REQUIREMENT →
From the data that follows, report how many lines hold the string "color", giving only the number.

Entries from a dataset →
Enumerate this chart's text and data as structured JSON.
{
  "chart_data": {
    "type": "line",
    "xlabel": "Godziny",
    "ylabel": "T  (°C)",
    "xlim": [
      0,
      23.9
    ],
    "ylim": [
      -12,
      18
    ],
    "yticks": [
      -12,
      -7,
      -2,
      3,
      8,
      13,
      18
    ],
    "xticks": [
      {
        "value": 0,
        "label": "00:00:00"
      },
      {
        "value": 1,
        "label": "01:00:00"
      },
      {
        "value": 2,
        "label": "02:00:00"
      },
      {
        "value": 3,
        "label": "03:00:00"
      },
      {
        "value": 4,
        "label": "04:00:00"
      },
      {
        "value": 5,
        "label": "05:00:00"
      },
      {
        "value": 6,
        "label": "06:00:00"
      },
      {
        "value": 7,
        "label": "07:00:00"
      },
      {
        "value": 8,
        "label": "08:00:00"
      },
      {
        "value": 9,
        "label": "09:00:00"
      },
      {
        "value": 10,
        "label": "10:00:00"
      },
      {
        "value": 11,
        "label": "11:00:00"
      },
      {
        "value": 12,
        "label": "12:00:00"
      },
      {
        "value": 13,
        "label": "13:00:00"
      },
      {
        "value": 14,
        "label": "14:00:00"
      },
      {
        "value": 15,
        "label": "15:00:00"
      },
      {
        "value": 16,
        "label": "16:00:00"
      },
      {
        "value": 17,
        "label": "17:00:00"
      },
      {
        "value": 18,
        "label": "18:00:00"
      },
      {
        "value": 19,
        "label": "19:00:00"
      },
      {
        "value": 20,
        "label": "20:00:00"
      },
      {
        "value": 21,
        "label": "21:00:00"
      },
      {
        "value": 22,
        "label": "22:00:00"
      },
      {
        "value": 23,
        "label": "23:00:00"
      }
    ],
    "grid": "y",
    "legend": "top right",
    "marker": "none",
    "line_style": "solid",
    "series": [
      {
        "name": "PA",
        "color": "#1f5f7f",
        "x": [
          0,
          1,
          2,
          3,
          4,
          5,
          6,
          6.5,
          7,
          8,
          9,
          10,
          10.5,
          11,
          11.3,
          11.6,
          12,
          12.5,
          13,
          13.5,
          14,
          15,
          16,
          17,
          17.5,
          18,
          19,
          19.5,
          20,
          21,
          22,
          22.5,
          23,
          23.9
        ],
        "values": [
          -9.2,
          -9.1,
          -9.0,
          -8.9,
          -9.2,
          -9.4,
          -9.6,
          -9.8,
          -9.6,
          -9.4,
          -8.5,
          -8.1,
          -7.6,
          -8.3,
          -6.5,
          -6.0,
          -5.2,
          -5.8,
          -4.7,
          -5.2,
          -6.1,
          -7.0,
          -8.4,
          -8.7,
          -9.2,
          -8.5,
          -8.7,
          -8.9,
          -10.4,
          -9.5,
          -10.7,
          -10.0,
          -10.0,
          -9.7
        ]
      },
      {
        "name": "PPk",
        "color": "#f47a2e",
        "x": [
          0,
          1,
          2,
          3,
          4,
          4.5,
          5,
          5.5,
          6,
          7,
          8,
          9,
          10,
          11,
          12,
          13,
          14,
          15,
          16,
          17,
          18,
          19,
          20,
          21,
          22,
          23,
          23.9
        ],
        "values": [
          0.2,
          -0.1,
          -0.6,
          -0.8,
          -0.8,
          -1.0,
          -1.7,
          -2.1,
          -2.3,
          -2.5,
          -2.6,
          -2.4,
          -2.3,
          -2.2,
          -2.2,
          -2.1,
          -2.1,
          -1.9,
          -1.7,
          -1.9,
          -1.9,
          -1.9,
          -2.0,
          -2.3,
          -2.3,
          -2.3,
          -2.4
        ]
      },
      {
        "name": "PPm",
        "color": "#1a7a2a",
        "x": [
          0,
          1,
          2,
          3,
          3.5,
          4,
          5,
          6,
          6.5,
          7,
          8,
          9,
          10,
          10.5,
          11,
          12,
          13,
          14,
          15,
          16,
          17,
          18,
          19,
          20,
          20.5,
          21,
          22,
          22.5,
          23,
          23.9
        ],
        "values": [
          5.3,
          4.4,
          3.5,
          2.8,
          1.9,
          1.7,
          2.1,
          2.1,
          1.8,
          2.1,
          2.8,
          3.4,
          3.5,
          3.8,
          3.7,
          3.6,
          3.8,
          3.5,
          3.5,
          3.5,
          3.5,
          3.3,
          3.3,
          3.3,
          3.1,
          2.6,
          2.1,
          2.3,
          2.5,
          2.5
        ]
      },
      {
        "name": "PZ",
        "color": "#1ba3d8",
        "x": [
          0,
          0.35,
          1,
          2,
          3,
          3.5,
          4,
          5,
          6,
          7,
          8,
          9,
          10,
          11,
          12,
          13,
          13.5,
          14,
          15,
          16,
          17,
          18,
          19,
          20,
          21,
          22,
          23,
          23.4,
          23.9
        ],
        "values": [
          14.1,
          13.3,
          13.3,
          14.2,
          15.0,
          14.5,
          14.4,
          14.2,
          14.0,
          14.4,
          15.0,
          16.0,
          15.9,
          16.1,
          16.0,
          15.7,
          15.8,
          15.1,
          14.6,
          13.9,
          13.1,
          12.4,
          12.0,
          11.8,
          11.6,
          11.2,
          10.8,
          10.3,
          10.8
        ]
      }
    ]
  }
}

RESPONSE TO THIS TASK →
4